> **Text segment**
::::::

Monday, 13 February 2012

THE STAGE REVIEW | La traviata | WNO


La traviata

Published Monday 13 February 2012 at 11:58 by Susie Wild
Originally to be called Amore e morte - Love and Death - La traviata (The Fallen Woman) was first performed at Teatro La Fenice, Venice, in 1853. Verdi’s ever-popular opera in three acts tells the story of hedonistic Parisian courtesan Violetta Valery as she falls first for the unobtainable Alfredo Germont, and then fatally ill with consumption. For 2012, Welsh National Opera has revived David McVivar’s careful, moving, traditional 2009 staging to take on tour.
There are a number of firsts for the company here. Conductor Julia Jones, who works more often in Europe, returns home to Wales to make her first, elegantly effective guest appearance with WNO. Canadian soprano Joyce El-Khoury makes a decent debut with the company as Violetta, and a last-minute cast change owing to the indisposition of Mexican tenor Carlos Osuna sees Italian-American tenor Leonardo Capalbo step into the role of Alfredo with admirable ease.

::::::

> **Dataset extract**

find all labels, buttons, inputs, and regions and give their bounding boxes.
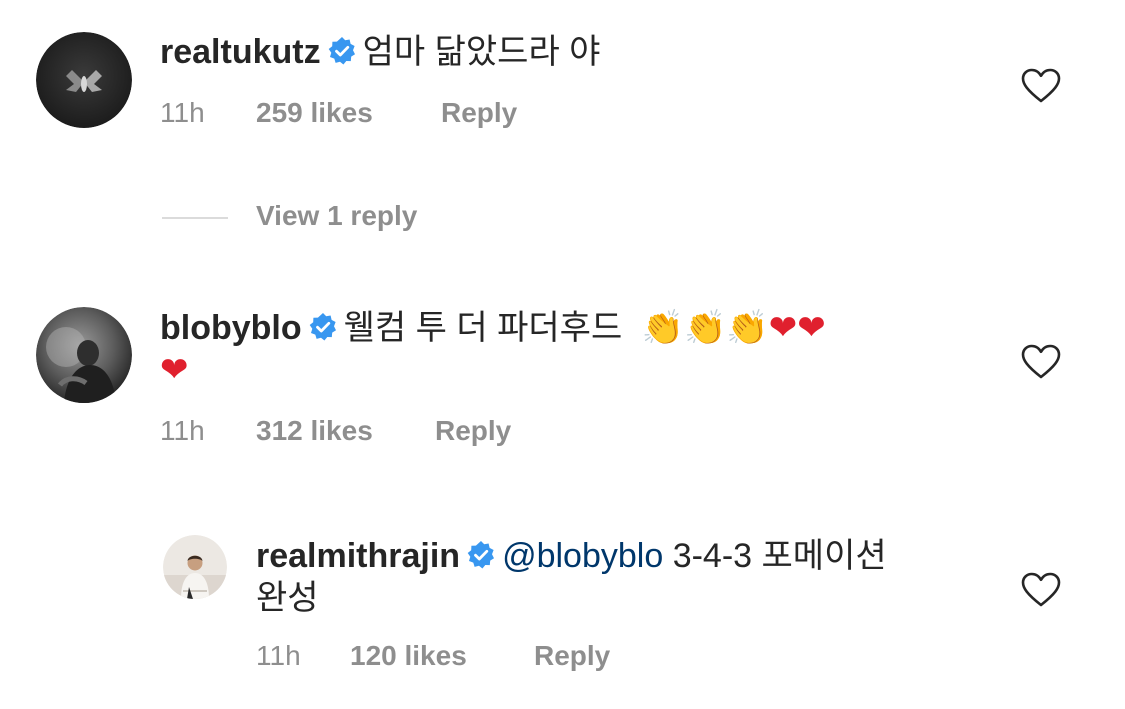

::::::

> **To-do list**
- a) Answer these questions from the review of La traviata, one per line:
(i) Where and in what year was La traviata first performed?
(ii) Who conducts this Welsh National Opera production?
(iii) Which tenor takes the role of Alfredo after the cast change?
- b) Decide whether each statement agrees with the review of La traviata. Answer yes or no, and quote the words from the review that settle it.
(i) The opera was originally to be called Amore e morte.
(ii) The staging used in 2012 was created new for that year.
(iii) Joyce El-Khoury is an Italian-American soprano.
- c) Write a continuation of the review of La traviata, starting after its last sentence.

> **Task-by-task results**
- a)
(i) At Teatro La Fenice, Venice, in 1853.
(ii) Julia Jones.
(iii) Leonardo Capalbo.

- b)
(i) Yes: "Originally to be called Amore e morte"
(ii) No: "traditional 2009 staging"
(iii) No: "Canadian soprano Joyce El-Khoury"

- c)
The elegantly simple scenery and opulent costumes are provided by Scottish Opera - the bustles of the jewel-coloured dresses indicating a slight modernising and updating to the tail end of the 19th century, a time of Tissot - while the stage, draped in swathes of black, belies a sense of foreboding, shrouding the cast as love and death play out. Capalbo proves himself capable, believable and emotive as the confused and jealous lover, if slightly clowning as a drunk. However, despite good tonality and movement, both leads lack dramatic oomph. Elsewhere, highlights are provided by the Act II gypsies and matadors ballet sequence, while Eddie Wade is strong as Baron Douphol.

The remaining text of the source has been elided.